• [Goal of the exercise] Exact reproduction is required for all entries.

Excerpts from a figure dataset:
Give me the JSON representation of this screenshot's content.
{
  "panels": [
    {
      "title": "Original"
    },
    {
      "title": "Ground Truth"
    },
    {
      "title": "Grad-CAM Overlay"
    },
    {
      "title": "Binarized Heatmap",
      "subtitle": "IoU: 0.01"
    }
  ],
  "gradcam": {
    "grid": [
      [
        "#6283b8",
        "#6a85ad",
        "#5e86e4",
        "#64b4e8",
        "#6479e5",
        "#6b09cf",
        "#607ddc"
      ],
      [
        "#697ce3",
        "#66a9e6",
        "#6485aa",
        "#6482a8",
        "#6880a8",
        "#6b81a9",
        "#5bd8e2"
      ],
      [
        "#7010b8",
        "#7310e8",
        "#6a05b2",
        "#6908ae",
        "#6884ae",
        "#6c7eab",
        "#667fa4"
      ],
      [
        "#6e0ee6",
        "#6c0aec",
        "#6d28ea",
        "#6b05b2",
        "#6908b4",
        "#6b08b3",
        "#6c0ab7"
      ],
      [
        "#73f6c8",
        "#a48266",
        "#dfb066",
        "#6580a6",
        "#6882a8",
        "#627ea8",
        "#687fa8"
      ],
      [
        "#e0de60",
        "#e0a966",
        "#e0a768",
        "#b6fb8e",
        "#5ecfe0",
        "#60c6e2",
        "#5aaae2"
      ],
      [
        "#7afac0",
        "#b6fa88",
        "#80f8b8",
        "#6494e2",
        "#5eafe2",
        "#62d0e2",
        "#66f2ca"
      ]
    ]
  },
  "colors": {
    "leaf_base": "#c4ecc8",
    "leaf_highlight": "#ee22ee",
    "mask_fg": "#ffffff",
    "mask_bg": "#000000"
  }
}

• [Final result]
Give me the JSON representation of this screenshot's content.
{
  "panels": [
    {
      "title": "Original"
    },
    {
      "title": "Ground Truth"
    },
    {
      "title": "Grad-CAM Overlay"
    },
    {
      "title": "Binarized Heatmap",
      "subtitle": "IoU: 0.01"
    }
  ],
  "gradcam": {
    "grid": [
      [
        "#6283b8",
        "#6a85ad",
        "#5e86e4",
        "#64b4e8",
        "#6479e5",
        "#6b09cf",
        "#607ddc"
      ],
      [
        "#697ce3",
        "#66a9e6",
        "#6485aa",
        "#6482a8",
        "#6880a8",
        "#6b81a9",
        "#5bd8e2"
      ],
      [
        "#7010b8",
        "#7310e8",
        "#6a05b2",
        "#6908ae",
        "#6884ae",
        "#6c7eab",
        "#667fa4"
      ],
      [
        "#6e0ee6",
        "#6c0aec",
        "#6d28ea",
        "#6b05b2",
        "#6908b4",
        "#6b08b3",
        "#6c0ab7"
      ],
      [
        "#73f6c8",
        "#a48266",
        "#dfb066",
        "#6580a6",
        "#6882a8",
        "#627ea8",
        "#687fa8"
      ],
      [
        "#e0de60",
        "#e0a966",
        "#e0a768",
        "#b6fb8e",
        "#5ecfe0",
        "#60c6e2",
        "#5aaae2"
      ],
      [
        "#7afac0",
        "#b6fa88",
        "#80f8b8",
        "#6494e2",
        "#5eafe2",
        "#62d0e2",
        "#66f2ca"
      ]
    ]
  },
  "colors": {
    "leaf_base": "#c4ecc8",
    "leaf_highlight": "#ee22ee",
    "mask_fg": "#ffffff",
    "mask_bg": "#000000"
  }
}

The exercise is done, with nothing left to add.